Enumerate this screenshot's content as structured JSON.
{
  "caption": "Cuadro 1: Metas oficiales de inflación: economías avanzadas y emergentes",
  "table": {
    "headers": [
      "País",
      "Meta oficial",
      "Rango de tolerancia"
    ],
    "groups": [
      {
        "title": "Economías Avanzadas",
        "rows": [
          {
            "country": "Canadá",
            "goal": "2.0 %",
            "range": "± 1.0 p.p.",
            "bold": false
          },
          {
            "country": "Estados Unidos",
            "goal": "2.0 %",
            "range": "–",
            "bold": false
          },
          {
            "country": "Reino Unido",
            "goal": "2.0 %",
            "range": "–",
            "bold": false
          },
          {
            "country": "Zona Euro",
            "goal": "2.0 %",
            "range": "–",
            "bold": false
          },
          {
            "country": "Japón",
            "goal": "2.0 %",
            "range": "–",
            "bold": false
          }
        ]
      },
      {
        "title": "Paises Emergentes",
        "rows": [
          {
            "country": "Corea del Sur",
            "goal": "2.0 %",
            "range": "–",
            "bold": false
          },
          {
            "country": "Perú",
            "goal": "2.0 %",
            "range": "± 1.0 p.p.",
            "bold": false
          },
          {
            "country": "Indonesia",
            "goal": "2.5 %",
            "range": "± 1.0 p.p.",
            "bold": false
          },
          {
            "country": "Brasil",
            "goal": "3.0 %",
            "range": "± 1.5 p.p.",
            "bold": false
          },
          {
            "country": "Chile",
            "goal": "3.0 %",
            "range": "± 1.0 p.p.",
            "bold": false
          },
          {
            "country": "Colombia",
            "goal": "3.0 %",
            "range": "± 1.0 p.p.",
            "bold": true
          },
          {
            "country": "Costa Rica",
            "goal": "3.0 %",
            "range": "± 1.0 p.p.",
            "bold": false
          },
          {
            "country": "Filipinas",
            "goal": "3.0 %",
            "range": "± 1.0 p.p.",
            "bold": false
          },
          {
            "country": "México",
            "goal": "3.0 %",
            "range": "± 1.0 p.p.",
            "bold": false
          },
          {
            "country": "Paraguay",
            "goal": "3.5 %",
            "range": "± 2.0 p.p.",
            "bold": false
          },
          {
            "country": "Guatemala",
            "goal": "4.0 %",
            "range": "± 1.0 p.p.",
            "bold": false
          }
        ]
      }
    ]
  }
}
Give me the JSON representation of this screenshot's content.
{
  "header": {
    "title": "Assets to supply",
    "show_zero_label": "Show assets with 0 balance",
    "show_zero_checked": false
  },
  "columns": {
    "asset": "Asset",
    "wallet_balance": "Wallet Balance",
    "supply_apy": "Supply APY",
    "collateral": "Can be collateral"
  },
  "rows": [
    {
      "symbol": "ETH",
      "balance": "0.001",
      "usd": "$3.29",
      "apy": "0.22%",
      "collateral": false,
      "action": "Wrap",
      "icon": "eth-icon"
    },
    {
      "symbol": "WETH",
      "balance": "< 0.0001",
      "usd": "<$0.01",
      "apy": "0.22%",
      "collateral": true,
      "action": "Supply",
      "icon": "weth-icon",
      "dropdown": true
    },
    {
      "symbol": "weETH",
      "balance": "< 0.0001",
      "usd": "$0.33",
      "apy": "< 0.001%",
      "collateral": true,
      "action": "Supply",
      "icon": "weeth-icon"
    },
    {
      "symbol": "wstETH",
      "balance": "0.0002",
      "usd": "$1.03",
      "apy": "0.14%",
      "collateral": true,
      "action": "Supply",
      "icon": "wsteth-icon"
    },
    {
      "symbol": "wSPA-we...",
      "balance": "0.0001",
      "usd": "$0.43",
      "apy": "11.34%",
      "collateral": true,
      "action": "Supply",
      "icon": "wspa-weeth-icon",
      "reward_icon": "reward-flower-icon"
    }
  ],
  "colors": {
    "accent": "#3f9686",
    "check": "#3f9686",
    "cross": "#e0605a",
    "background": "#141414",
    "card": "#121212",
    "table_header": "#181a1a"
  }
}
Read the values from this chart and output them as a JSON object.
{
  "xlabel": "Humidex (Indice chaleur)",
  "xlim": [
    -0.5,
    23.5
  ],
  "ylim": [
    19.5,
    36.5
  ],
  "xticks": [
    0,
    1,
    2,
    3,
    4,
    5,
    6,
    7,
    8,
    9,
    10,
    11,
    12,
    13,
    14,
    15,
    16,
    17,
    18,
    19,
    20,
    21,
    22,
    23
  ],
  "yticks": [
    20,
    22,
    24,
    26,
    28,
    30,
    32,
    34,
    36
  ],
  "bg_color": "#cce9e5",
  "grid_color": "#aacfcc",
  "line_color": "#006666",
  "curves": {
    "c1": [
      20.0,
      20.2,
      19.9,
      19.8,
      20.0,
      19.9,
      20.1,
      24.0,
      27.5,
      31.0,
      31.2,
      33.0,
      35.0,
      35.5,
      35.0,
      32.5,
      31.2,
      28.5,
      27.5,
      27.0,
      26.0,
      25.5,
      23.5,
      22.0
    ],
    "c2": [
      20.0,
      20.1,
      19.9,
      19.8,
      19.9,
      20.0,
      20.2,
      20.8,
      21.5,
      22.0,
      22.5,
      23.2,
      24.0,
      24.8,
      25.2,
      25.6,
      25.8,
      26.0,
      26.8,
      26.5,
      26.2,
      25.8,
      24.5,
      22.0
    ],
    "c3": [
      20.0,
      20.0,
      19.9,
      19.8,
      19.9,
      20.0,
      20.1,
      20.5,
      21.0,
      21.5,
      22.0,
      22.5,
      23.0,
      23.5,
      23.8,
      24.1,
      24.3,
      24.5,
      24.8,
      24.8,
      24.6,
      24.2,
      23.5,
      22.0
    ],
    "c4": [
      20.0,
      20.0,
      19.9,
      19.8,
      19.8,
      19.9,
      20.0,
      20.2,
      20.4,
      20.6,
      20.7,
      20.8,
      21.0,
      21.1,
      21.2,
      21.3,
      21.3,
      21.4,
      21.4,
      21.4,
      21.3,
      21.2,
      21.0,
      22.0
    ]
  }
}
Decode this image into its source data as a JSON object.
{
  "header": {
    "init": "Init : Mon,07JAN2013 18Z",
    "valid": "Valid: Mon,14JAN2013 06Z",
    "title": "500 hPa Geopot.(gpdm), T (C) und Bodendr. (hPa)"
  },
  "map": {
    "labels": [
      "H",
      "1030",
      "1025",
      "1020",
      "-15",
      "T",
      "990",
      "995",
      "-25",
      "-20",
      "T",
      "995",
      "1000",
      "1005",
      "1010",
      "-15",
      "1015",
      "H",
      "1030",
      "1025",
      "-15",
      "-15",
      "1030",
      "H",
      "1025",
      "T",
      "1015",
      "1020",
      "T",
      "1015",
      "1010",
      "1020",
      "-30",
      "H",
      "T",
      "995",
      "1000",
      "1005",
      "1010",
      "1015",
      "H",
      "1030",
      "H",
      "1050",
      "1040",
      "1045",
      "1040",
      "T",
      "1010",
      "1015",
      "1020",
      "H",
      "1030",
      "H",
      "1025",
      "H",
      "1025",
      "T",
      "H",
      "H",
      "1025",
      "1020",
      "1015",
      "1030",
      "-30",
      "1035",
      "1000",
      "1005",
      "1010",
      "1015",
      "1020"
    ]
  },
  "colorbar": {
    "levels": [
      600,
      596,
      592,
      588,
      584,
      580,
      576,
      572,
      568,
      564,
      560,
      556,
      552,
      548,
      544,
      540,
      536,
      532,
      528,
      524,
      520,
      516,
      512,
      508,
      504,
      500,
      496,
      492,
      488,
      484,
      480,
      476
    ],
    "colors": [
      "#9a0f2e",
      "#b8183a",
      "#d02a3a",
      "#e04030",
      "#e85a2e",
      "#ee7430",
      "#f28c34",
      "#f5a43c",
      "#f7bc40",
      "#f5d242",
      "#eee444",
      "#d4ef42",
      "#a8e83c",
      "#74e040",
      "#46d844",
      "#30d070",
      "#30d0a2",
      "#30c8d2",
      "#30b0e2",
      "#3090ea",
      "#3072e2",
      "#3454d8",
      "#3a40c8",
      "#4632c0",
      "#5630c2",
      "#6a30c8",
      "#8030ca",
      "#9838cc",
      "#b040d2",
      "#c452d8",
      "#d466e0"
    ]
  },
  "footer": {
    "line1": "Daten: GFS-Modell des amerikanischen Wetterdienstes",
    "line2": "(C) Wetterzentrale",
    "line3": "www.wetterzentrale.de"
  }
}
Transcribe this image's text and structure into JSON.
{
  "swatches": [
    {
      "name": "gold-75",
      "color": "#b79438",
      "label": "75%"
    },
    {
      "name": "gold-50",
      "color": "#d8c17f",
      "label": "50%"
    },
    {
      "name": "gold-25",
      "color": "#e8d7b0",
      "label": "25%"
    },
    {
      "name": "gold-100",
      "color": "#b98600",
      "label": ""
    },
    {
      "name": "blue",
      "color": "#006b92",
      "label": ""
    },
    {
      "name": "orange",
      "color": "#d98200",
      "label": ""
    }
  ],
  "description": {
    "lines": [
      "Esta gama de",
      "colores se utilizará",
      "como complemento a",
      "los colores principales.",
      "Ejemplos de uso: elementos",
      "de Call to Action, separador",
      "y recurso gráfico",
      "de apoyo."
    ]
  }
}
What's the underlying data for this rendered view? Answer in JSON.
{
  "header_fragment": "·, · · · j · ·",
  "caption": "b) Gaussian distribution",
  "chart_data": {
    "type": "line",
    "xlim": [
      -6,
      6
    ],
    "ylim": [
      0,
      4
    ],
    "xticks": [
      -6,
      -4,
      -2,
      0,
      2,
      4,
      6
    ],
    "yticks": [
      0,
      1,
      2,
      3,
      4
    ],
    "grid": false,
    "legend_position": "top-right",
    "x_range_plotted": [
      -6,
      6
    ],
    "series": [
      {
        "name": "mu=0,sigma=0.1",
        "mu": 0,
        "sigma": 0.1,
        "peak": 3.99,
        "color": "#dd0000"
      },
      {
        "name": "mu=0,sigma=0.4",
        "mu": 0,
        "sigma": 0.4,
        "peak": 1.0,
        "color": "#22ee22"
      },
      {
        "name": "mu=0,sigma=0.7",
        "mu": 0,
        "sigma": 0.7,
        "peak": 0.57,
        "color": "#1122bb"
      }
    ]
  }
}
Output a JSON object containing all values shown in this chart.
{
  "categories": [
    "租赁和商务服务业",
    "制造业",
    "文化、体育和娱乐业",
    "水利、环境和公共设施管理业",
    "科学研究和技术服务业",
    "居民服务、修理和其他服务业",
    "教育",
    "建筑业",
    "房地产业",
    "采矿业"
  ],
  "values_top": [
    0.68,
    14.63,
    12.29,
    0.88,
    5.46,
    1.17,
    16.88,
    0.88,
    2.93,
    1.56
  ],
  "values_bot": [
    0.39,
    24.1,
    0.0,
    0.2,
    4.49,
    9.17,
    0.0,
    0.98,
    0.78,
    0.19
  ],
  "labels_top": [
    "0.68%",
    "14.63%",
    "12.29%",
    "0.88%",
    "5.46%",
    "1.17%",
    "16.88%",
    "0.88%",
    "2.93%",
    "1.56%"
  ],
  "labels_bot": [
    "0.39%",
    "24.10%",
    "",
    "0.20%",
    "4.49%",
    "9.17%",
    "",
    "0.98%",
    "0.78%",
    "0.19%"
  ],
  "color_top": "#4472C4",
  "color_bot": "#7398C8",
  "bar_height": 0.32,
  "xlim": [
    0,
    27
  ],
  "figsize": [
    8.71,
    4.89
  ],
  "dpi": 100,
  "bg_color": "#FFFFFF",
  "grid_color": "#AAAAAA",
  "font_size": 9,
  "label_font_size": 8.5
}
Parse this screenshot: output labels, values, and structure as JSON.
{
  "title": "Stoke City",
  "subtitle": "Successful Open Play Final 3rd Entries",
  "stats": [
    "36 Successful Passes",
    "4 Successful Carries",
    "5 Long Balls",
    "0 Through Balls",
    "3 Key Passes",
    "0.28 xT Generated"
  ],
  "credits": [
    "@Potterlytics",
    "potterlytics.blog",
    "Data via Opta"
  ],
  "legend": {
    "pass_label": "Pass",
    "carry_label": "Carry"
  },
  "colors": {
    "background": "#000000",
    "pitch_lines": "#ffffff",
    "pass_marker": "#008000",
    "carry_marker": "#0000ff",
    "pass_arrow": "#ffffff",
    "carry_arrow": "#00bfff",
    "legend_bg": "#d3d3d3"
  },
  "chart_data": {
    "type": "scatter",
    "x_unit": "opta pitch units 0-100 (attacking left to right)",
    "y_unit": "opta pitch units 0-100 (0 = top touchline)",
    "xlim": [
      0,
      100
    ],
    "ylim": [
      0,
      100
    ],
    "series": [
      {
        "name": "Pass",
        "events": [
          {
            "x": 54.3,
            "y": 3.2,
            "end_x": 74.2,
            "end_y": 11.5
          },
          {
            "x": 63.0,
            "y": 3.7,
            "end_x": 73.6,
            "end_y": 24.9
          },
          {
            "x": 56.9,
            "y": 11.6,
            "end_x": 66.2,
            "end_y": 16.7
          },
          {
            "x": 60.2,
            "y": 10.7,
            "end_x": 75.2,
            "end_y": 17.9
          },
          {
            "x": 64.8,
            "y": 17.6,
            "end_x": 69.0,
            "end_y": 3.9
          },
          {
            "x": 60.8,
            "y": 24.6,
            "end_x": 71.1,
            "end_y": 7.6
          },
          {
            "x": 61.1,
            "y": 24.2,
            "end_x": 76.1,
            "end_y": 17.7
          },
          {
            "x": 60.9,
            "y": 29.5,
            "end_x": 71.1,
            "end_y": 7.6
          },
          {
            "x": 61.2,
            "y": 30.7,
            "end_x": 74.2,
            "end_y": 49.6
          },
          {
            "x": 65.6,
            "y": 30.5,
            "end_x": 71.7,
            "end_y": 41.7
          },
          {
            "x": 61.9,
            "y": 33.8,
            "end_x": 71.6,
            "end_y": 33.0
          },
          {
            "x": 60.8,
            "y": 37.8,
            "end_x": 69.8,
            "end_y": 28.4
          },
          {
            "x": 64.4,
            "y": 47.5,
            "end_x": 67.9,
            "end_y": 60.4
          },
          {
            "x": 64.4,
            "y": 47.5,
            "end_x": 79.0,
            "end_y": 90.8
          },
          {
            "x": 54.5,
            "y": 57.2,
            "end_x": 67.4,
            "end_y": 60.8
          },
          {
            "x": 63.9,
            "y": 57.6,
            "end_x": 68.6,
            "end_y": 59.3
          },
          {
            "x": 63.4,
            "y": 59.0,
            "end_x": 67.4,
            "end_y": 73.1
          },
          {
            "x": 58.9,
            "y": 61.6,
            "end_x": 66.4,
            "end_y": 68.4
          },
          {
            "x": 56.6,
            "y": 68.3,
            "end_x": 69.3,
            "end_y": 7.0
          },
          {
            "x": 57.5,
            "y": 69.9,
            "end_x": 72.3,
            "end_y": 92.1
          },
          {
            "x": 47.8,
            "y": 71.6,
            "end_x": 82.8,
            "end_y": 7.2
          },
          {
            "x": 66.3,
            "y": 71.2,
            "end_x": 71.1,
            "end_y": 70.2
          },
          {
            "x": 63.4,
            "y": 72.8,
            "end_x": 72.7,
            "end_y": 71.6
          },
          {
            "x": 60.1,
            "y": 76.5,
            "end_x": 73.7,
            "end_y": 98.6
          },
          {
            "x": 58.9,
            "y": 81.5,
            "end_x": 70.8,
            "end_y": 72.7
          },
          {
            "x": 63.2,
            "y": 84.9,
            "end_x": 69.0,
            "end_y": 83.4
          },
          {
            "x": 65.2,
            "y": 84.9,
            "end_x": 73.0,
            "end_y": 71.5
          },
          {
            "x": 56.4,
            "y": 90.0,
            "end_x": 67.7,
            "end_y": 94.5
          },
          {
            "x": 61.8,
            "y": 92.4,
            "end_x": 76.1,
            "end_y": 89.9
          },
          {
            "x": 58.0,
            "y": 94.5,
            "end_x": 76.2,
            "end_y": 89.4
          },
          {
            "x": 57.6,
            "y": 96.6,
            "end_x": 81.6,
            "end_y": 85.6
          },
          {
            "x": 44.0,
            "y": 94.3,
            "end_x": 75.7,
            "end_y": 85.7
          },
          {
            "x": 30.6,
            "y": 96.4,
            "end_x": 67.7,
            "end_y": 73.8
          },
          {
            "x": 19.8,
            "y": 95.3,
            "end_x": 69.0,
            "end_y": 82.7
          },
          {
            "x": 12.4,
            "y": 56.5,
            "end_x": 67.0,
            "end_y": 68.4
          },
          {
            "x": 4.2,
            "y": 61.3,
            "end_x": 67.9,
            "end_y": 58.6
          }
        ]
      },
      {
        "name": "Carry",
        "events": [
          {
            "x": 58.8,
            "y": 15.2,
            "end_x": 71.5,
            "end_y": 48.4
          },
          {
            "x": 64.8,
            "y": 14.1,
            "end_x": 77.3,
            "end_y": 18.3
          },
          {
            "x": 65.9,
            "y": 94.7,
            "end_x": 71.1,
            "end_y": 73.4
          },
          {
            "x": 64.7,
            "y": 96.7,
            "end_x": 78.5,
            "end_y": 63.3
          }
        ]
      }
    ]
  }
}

—————

> Task goal:
Your task is to report how many lines of the material include the string "JSON". Give the number and no other words.

> Expected output:
8